■ STATED EXERCISE ■
Read the data and repeat it in full, exactly.

--- BEGIN AVAILABLE RECORDS ---

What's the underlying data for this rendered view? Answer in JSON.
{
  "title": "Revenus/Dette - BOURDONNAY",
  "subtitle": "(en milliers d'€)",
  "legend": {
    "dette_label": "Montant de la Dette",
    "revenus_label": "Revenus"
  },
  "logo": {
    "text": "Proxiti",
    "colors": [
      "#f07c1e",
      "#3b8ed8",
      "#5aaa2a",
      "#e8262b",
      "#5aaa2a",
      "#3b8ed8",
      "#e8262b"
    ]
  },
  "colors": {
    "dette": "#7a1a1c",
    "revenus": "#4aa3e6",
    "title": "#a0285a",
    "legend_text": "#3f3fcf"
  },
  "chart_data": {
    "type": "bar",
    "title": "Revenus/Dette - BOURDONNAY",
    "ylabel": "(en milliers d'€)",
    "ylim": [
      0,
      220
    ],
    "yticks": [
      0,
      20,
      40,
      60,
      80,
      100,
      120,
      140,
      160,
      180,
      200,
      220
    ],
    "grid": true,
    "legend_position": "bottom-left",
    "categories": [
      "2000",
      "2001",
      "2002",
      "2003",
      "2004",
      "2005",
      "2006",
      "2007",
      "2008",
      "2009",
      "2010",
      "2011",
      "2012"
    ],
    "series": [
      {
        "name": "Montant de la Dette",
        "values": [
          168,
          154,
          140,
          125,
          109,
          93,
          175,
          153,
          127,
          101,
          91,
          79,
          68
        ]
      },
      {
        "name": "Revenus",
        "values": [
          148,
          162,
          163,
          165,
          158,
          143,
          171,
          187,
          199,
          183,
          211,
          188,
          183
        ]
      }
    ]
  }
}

--- END AVAILABLE RECORDS ---

■ FULL SOLUTION ■
What's the underlying data for this rendered view? Answer in JSON.
{
  "title": "Revenus/Dette - BOURDONNAY",
  "subtitle": "(en milliers d'€)",
  "legend": {
    "dette_label": "Montant de la Dette",
    "revenus_label": "Revenus"
  },
  "logo": {
    "text": "Proxiti",
    "colors": [
      "#f07c1e",
      "#3b8ed8",
      "#5aaa2a",
      "#e8262b",
      "#5aaa2a",
      "#3b8ed8",
      "#e8262b"
    ]
  },
  "colors": {
    "dette": "#7a1a1c",
    "revenus": "#4aa3e6",
    "title": "#a0285a",
    "legend_text": "#3f3fcf"
  },
  "chart_data": {
    "type": "bar",
    "title": "Revenus/Dette - BOURDONNAY",
    "ylabel": "(en milliers d'€)",
    "ylim": [
      0,
      220
    ],
    "yticks": [
      0,
      20,
      40,
      60,
      80,
      100,
      120,
      140,
      160,
      180,
      200,
      220
    ],
    "grid": true,
    "legend_position": "bottom-left",
    "categories": [
      "2000",
      "2001",
      "2002",
      "2003",
      "2004",
      "2005",
      "2006",
      "2007",
      "2008",
      "2009",
      "2010",
      "2011",
      "2012"
    ],
    "series": [
      {
        "name": "Montant de la Dette",
        "values": [
          168,
          154,
          140,
          125,
          109,
          93,
          175,
          153,
          127,
          101,
          91,
          79,
          68
        ]
      },
      {
        "name": "Revenus",
        "values": [
          148,
          162,
          163,
          165,
          158,
          143,
          171,
          187,
          199,
          183,
          211,
          188,
          183
        ]
      }
    ]
  }
}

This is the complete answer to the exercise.